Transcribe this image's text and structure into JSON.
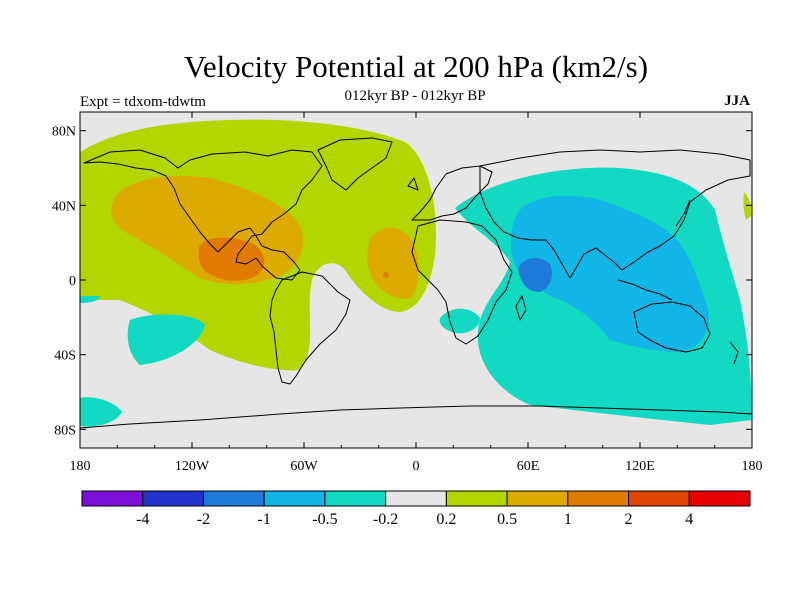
{
  "title": "Velocity Potential at 200 hPa (km2/s)",
  "subtitle": "012kyr BP - 012kyr BP",
  "left_label": "Expt = tdxom-tdwtm",
  "right_label": "JJA",
  "chart_data": {
    "type": "map",
    "projection": "cylindrical equidistant",
    "lon_range": [
      -180,
      180
    ],
    "lat_range": [
      -90,
      90
    ],
    "x_ticks": [
      {
        "value": -180,
        "label": "180"
      },
      {
        "value": -120,
        "label": "120W"
      },
      {
        "value": -60,
        "label": "60W"
      },
      {
        "value": 0,
        "label": "0"
      },
      {
        "value": 60,
        "label": "60E"
      },
      {
        "value": 120,
        "label": "120E"
      },
      {
        "value": 180,
        "label": "180"
      }
    ],
    "y_ticks": [
      {
        "value": 80,
        "label": "80N"
      },
      {
        "value": 40,
        "label": "40N"
      },
      {
        "value": 0,
        "label": "0"
      },
      {
        "value": -40,
        "label": "40S"
      },
      {
        "value": -80,
        "label": "80S"
      }
    ],
    "colorbar": {
      "levels": [
        "-4",
        "-2",
        "-1",
        "-0.5",
        "-0.2",
        "0.2",
        "0.5",
        "1",
        "2",
        "4"
      ],
      "colors": [
        "#7b10d9",
        "#2233cc",
        "#1e7ad8",
        "#12b6e6",
        "#12d9c2",
        "#e6e6e6",
        "#b3d600",
        "#dcaa00",
        "#e07a00",
        "#e04400",
        "#e60000"
      ]
    },
    "regions": [
      {
        "category": "0.2 to 0.5",
        "note": "broad positive area over the Americas and Atlantic, tropical and subtropical belt from the Pacific to West Africa"
      },
      {
        "category": "0.5 to 1",
        "note": "North America, eastern Pacific and West African sector"
      },
      {
        "category": "1 to 2",
        "note": "Central America / eastern tropical Pacific maximum"
      },
      {
        "category": "-0.5 to -0.2",
        "note": "broad negative area over the Indian Ocean, Asia and the western Pacific"
      },
      {
        "category": "-1 to -0.5",
        "note": "Indian Ocean, South and Southeast Asia, western Pacific"
      },
      {
        "category": "-2 to -1",
        "note": "equatorial Indian Ocean minimum"
      }
    ]
  }
}
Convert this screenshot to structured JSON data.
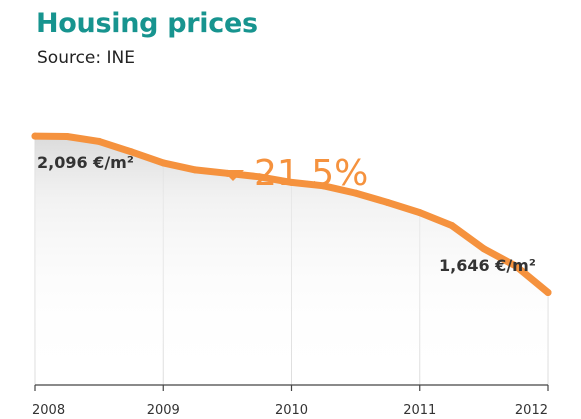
{
  "header": {
    "title": "Housing prices",
    "subtitle": "Source: INE"
  },
  "chart_data": {
    "type": "area",
    "title": "Housing prices",
    "subtitle": "Source: INE",
    "x": [
      "2008-01",
      "2008-04",
      "2008-07",
      "2008-10",
      "2009-01",
      "2009-04",
      "2009-07",
      "2009-10",
      "2010-01",
      "2010-04",
      "2010-07",
      "2010-10",
      "2011-01",
      "2011-04",
      "2011-07",
      "2011-10",
      "2012-01"
    ],
    "values": [
      2096,
      2095,
      2081,
      2051,
      2019,
      1999,
      1989,
      1979,
      1963,
      1953,
      1932,
      1905,
      1876,
      1839,
      1772,
      1722,
      1646
    ],
    "x_ticks": [
      "2008",
      "2009",
      "2010",
      "2011",
      "2012"
    ],
    "ylim": [
      1380,
      2200
    ],
    "grid": true,
    "colors": {
      "line": "#f5923e",
      "area_shadow": "#d9d9d9",
      "grid": "#dddddd",
      "title": "#17948f"
    },
    "annotations": {
      "start_label": "2,096 €/m²",
      "end_label": "1,646 €/m²",
      "change_label": "21.5%",
      "change_direction": "down"
    }
  }
}
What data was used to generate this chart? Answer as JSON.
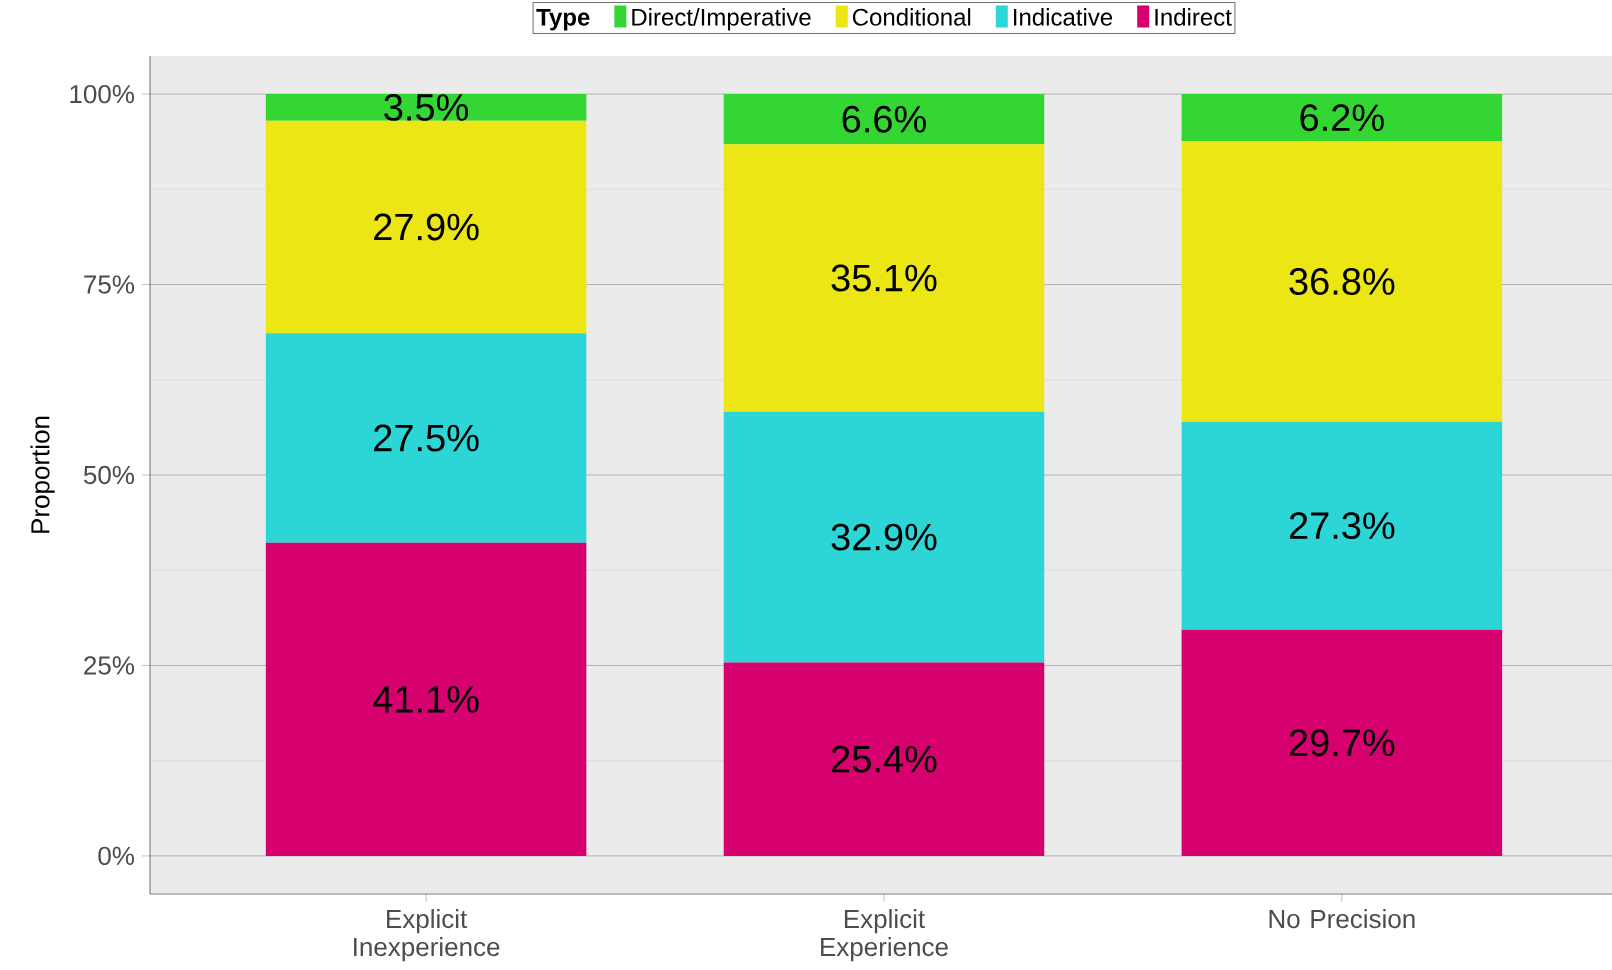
{
  "chart_data": {
    "type": "bar",
    "stacked": true,
    "ylabel": "Proportion",
    "legend_title": "Type",
    "legend": "top",
    "categories": [
      "Explicit Inexperience",
      "Explicit Experience",
      "No Precision"
    ],
    "series": [
      {
        "name": "Indirect",
        "color": "#d6006e",
        "values": [
          0.411,
          0.254,
          0.297
        ],
        "value_labels": [
          "41.1%",
          "25.4%",
          "29.7%"
        ]
      },
      {
        "name": "Indicative",
        "color": "#2dd6d6",
        "values": [
          0.275,
          0.329,
          0.273
        ],
        "value_labels": [
          "27.5%",
          "32.9%",
          "27.3%"
        ]
      },
      {
        "name": "Conditional",
        "color": "#ebe614",
        "values": [
          0.279,
          0.351,
          0.368
        ],
        "value_labels": [
          "27.9%",
          "35.1%",
          "36.8%"
        ]
      },
      {
        "name": "Direct/Imperative",
        "color": "#33d633",
        "values": [
          0.035,
          0.066,
          0.062
        ],
        "value_labels": [
          "3.5%",
          "6.6%",
          "6.2%"
        ]
      }
    ],
    "ylim": [
      -0.05,
      1.05
    ],
    "yticks": [
      {
        "value": 0,
        "label": "0%"
      },
      {
        "value": 0.25,
        "label": "25%"
      },
      {
        "value": 0.5,
        "label": "50%"
      },
      {
        "value": 0.75,
        "label": "75%"
      },
      {
        "value": 1,
        "label": "100%"
      }
    ],
    "grid": "y"
  }
}
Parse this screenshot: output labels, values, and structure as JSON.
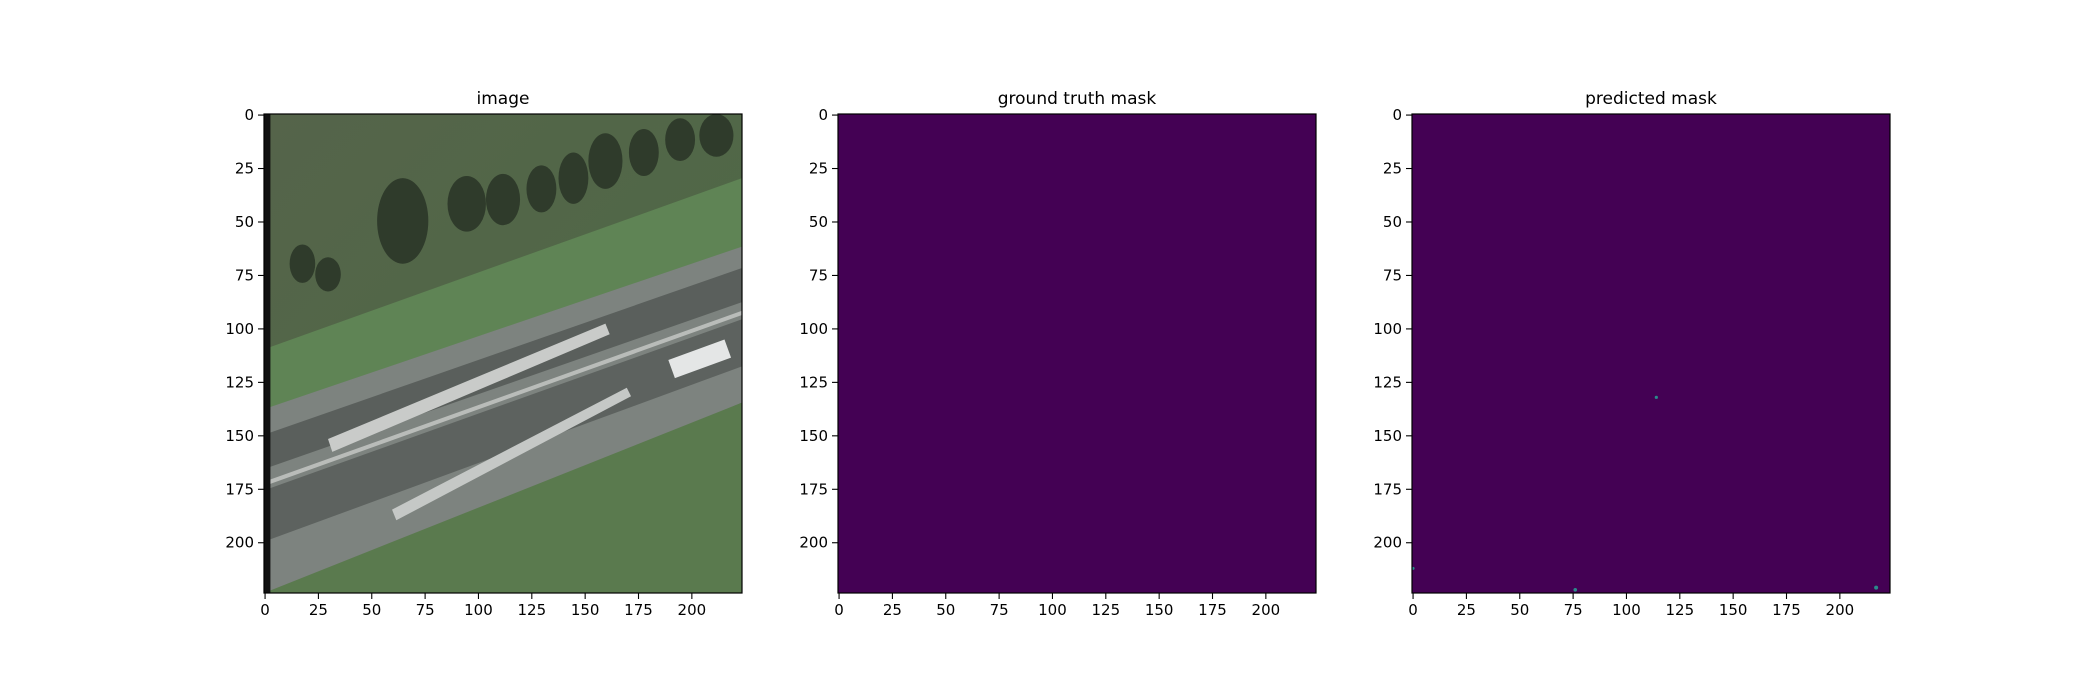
{
  "chart_data": [
    {
      "type": "photo",
      "title": "image",
      "xlim": [
        -0.5,
        223.5
      ],
      "ylim": [
        223.5,
        -0.5
      ],
      "xticks": [
        0,
        25,
        50,
        75,
        100,
        125,
        150,
        175,
        200
      ],
      "yticks": [
        0,
        25,
        50,
        75,
        100,
        125,
        150,
        175,
        200
      ]
    },
    {
      "type": "mask",
      "title": "ground truth mask",
      "color": "#440154",
      "xlim": [
        -0.5,
        223.5
      ],
      "ylim": [
        223.5,
        -0.5
      ],
      "xticks": [
        0,
        25,
        50,
        75,
        100,
        125,
        150,
        175,
        200
      ],
      "yticks": [
        0,
        25,
        50,
        75,
        100,
        125,
        150,
        175,
        200
      ]
    },
    {
      "type": "mask",
      "title": "predicted mask",
      "color": "#440154",
      "xlim": [
        -0.5,
        223.5
      ],
      "ylim": [
        223.5,
        -0.5
      ],
      "xticks": [
        0,
        25,
        50,
        75,
        100,
        125,
        150,
        175,
        200
      ],
      "yticks": [
        0,
        25,
        50,
        75,
        100,
        125,
        150,
        175,
        200
      ]
    }
  ]
}
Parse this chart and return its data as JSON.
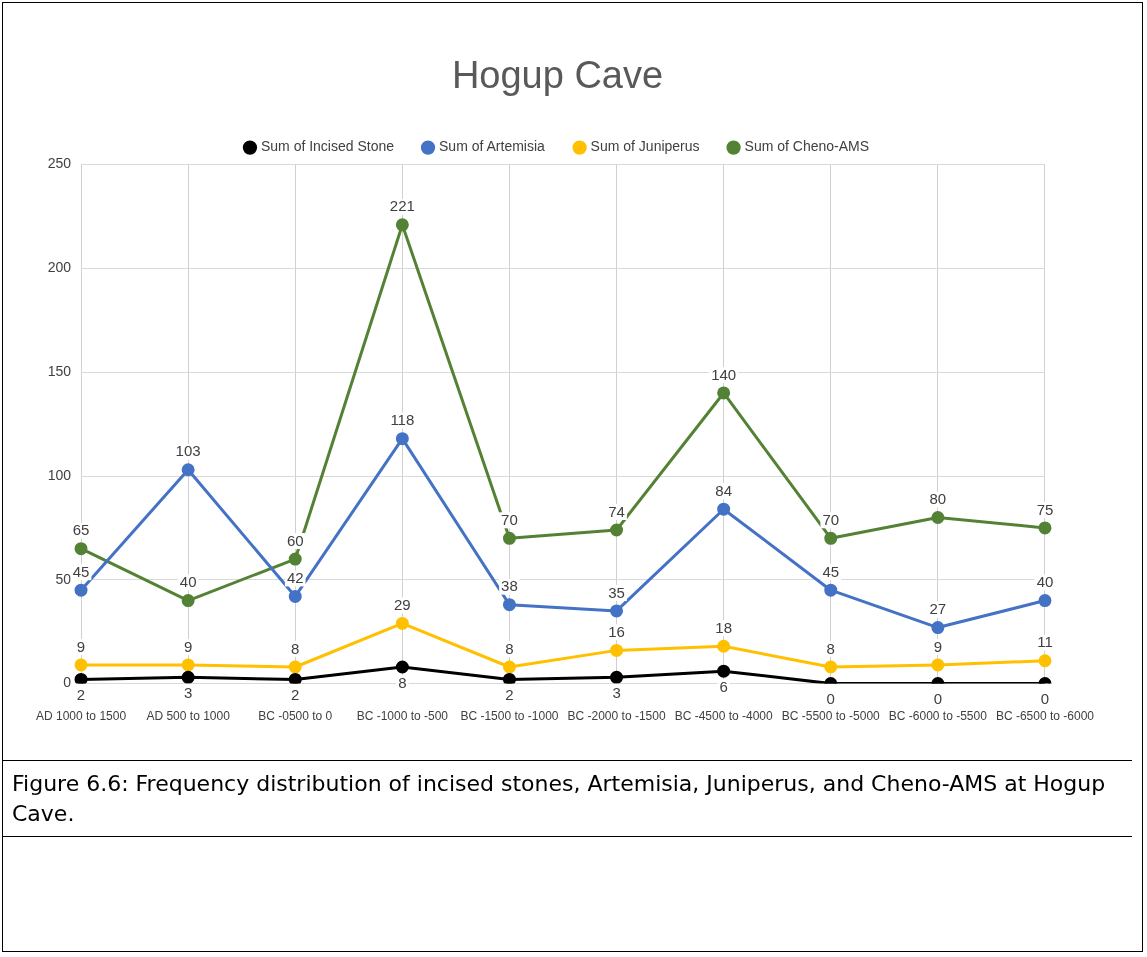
{
  "chart_data": {
    "type": "line",
    "title": "Hogup Cave",
    "categories": [
      "AD 1000 to 1500",
      "AD 500 to 1000",
      "BC -0500 to 0",
      "BC -1000 to -500",
      "BC -1500 to -1000",
      "BC -2000 to -1500",
      "BC -4500 to -4000",
      "BC -5500 to -5000",
      "BC -6000 to -5500",
      "BC -6500 to -6000"
    ],
    "series": [
      {
        "name": "Sum of Incised Stone",
        "color": "#000000",
        "values": [
          2,
          3,
          2,
          8,
          2,
          3,
          6,
          0,
          0,
          0
        ]
      },
      {
        "name": "Sum of Artemisia",
        "color": "#4472c4",
        "values": [
          45,
          103,
          42,
          118,
          38,
          35,
          84,
          45,
          27,
          40
        ]
      },
      {
        "name": "Sum of Juniperus",
        "color": "#ffc000",
        "values": [
          9,
          9,
          8,
          29,
          8,
          16,
          18,
          8,
          9,
          11
        ]
      },
      {
        "name": "Sum of Cheno-AMS",
        "color": "#548235",
        "values": [
          65,
          40,
          60,
          221,
          70,
          74,
          140,
          70,
          80,
          75
        ]
      }
    ],
    "ylim": [
      0,
      250
    ],
    "yticks": [
      0,
      50,
      100,
      150,
      200,
      250
    ],
    "grid": true,
    "legend": "top",
    "marker": "circle",
    "line_style": "solid",
    "data_labels": true,
    "annotations": [
      "Figure 6.6: Frequency distribution of incised stones, Artemisia, Juniperus, and Cheno-AMS at Hogup Cave."
    ]
  }
}
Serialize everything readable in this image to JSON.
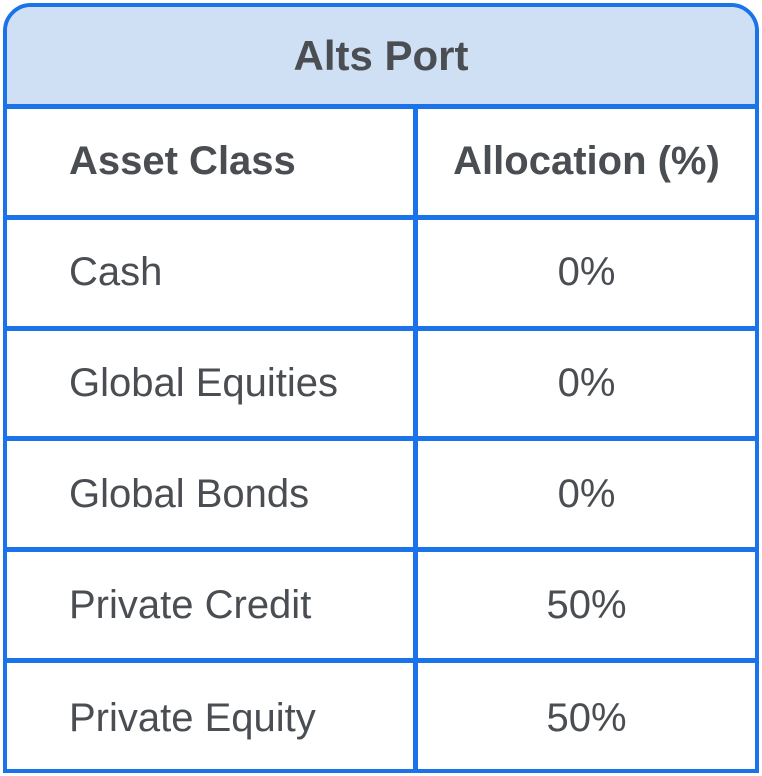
{
  "table": {
    "title": "Alts Port",
    "headers": [
      "Asset Class",
      "Allocation (%)"
    ],
    "rows": [
      {
        "asset_class": "Cash",
        "allocation": "0%"
      },
      {
        "asset_class": "Global Equities",
        "allocation": "0%"
      },
      {
        "asset_class": "Global Bonds",
        "allocation": "0%"
      },
      {
        "asset_class": "Private Credit",
        "allocation": "50%"
      },
      {
        "asset_class": "Private Equity",
        "allocation": "50%"
      }
    ]
  },
  "colors": {
    "border": "#1a73e8",
    "title_background": "#cfe0f5",
    "text": "#4a4d52"
  }
}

= = = = =

■ What you need to do
Search the preceding listing for the word "name" and pull out every line that holds it.

■ Output for this task
        "name": "Indirect",
        "name": "Indicative",
        "name": "Conditional",
        "name": "Direct/Imperative",
        "name": "Sum of Incised Stone",
        "name": "Sum of Artemisia",
        "name": "Sum of Juniperus",
        "name": "Sum of Cheno-AMS",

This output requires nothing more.